#### EXERCISE OBJECTIVE:
Lines holding the string "Selecciona" are the ones to copy from this listing.

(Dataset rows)
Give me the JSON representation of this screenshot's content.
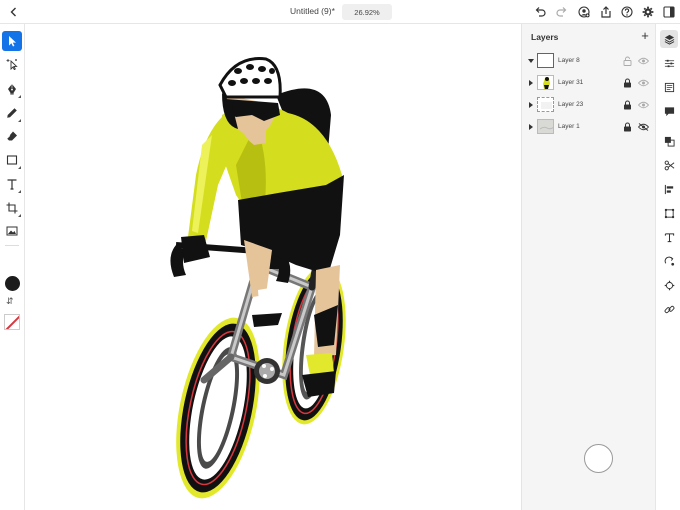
{
  "document": {
    "title": "Untitled (9)*",
    "zoom": "26.92%"
  },
  "layers_panel": {
    "title": "Layers",
    "add_symbol": "+",
    "layers": [
      {
        "name": "Layer 8",
        "locked": false,
        "visible": true,
        "selected": true
      },
      {
        "name": "Layer 31",
        "locked": true,
        "visible": true,
        "selected": false
      },
      {
        "name": "Layer 23",
        "locked": true,
        "visible": true,
        "selected": false
      },
      {
        "name": "Layer 1",
        "locked": true,
        "visible": false,
        "selected": false
      }
    ]
  },
  "left_tools": [
    "selection-tool",
    "direct-selection-tool",
    "pen-tool",
    "pencil-tool",
    "eraser-tool",
    "shape-tool",
    "type-tool",
    "crop-tool",
    "place-image-tool"
  ],
  "swap_symbol": "⇵",
  "colors": {
    "accent": "#1473e6",
    "fill": "#1c1c1c",
    "stroke": "#d7373f",
    "jersey_yellow": "#d4dd1e",
    "skin": "#e6c49a"
  }
}
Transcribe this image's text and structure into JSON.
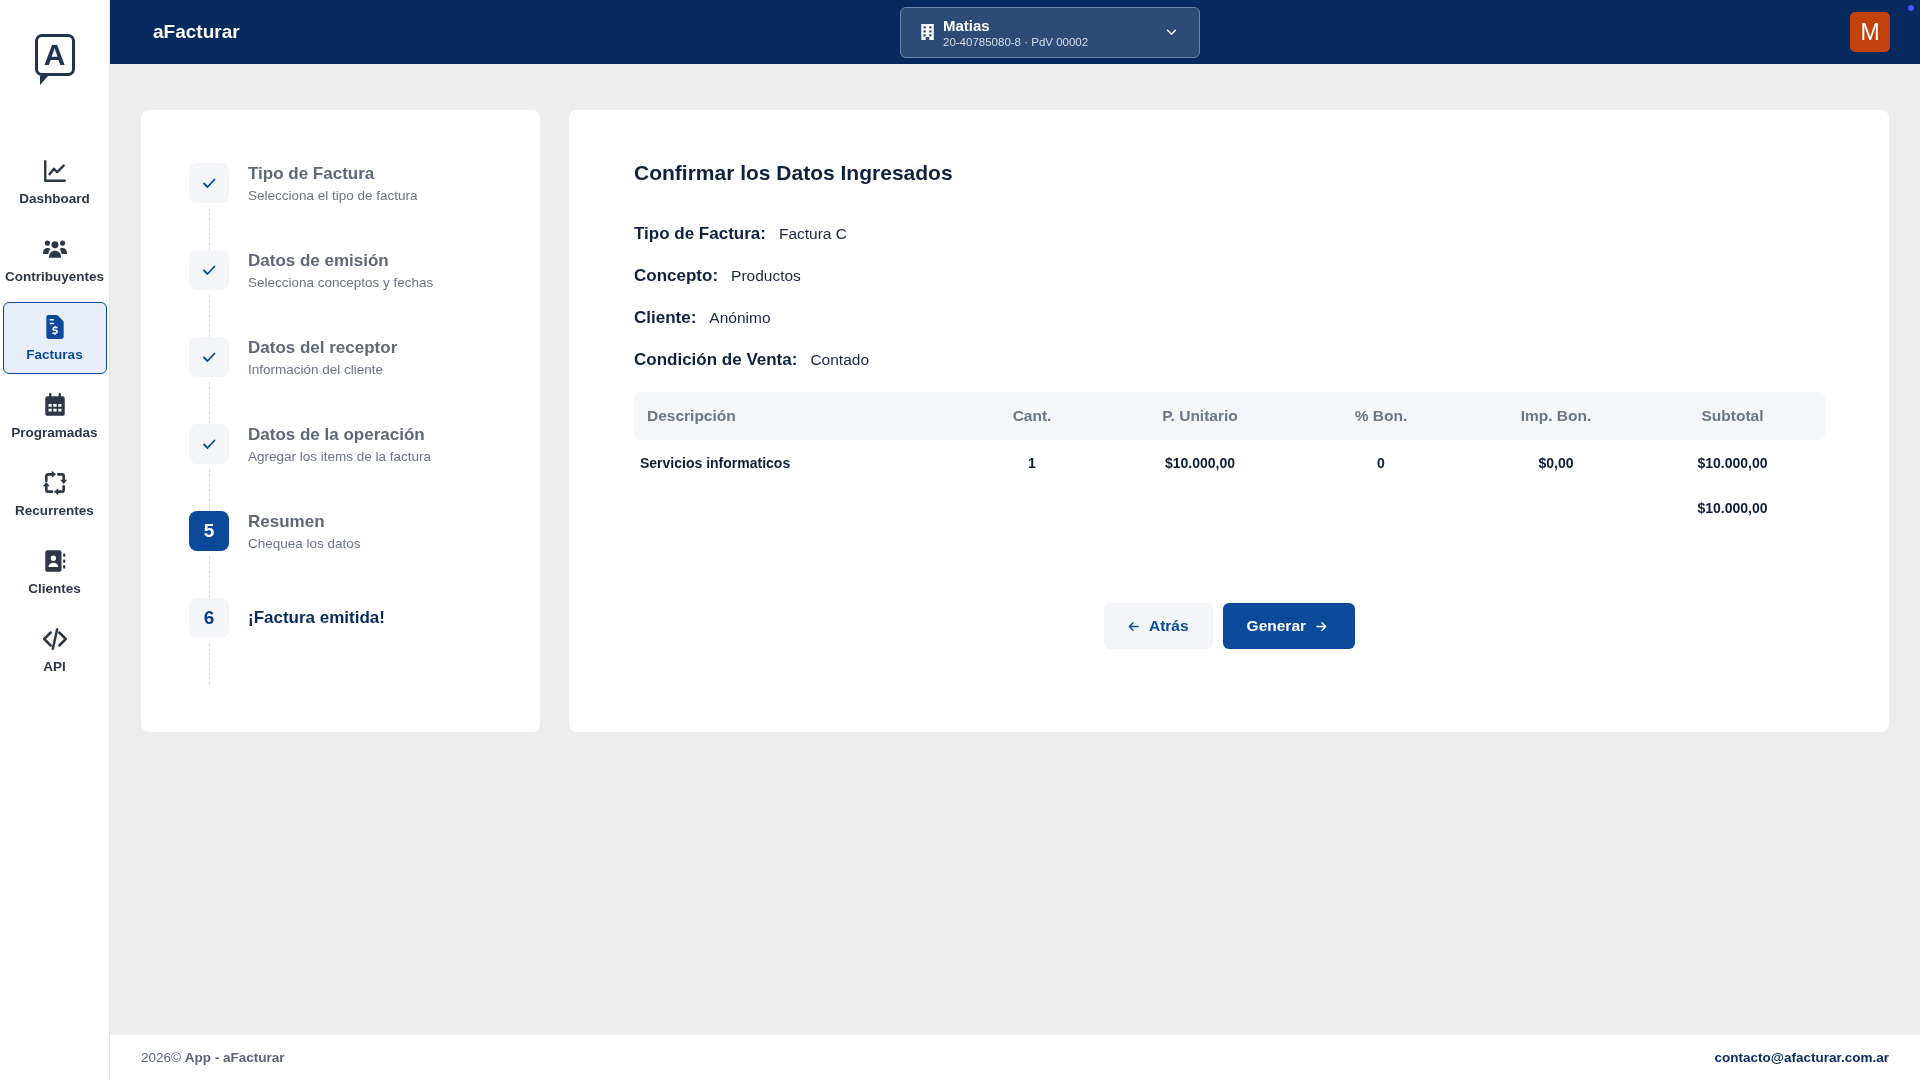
{
  "sidebar": {
    "logo": "A",
    "items": [
      {
        "label": "Dashboard",
        "selected": false
      },
      {
        "label": "Contribuyentes",
        "selected": false
      },
      {
        "label": "Facturas",
        "selected": true
      },
      {
        "label": "Programadas",
        "selected": false
      },
      {
        "label": "Recurrentes",
        "selected": false
      },
      {
        "label": "Clientes",
        "selected": false
      },
      {
        "label": "API",
        "selected": false
      }
    ]
  },
  "header": {
    "title": "aFacturar",
    "account": {
      "name": "Matias",
      "detail": "20-40785080-8 · PdV 00002"
    },
    "avatar": "M"
  },
  "steps": [
    {
      "title": "Tipo de Factura",
      "subtitle": "Selecciona el tipo de factura",
      "completed": true,
      "selected": false
    },
    {
      "title": "Datos de emisión",
      "subtitle": "Selecciona conceptos y fechas",
      "completed": true,
      "selected": false
    },
    {
      "title": "Datos del receptor",
      "subtitle": "Información del cliente",
      "completed": true,
      "selected": false
    },
    {
      "title": "Datos de la operación",
      "subtitle": "Agregar los items de la factura",
      "completed": true,
      "selected": false
    },
    {
      "number": "5",
      "title": "Resumen",
      "subtitle": "Chequea los datos",
      "completed": false,
      "selected": true
    },
    {
      "number": "6",
      "title": "¡Factura emitida!",
      "completed": false,
      "selected": false
    }
  ],
  "summary": {
    "title": "Confirmar los Datos Ingresados",
    "fields": [
      {
        "label": "Tipo de Factura:",
        "value": "Factura C"
      },
      {
        "label": "Concepto:",
        "value": "Productos"
      },
      {
        "label": "Cliente:",
        "value": "Anónimo"
      },
      {
        "label": "Condición de Venta:",
        "value": "Contado"
      }
    ],
    "table": {
      "columns": [
        "Descripción",
        "Cant.",
        "P. Unitario",
        "% Bon.",
        "Imp. Bon.",
        "Subtotal"
      ],
      "rows": [
        [
          "Servicios informaticos",
          "1",
          "$10.000,00",
          "0",
          "$0,00",
          "$10.000,00"
        ]
      ],
      "total": "$10.000,00"
    },
    "buttons": [
      {
        "label": "Atrás",
        "kind": "back"
      },
      {
        "label": "Generar",
        "kind": "next"
      }
    ]
  },
  "footer": {
    "copyright": "2026© **App - aFacturar**",
    "contact": "contacto@afacturar.com.ar"
  }
}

#### RESPONSE FOR THIS EXERCISE:
      "subtitle": "Selecciona el tipo de factura",
      "subtitle": "Selecciona conceptos y fechas",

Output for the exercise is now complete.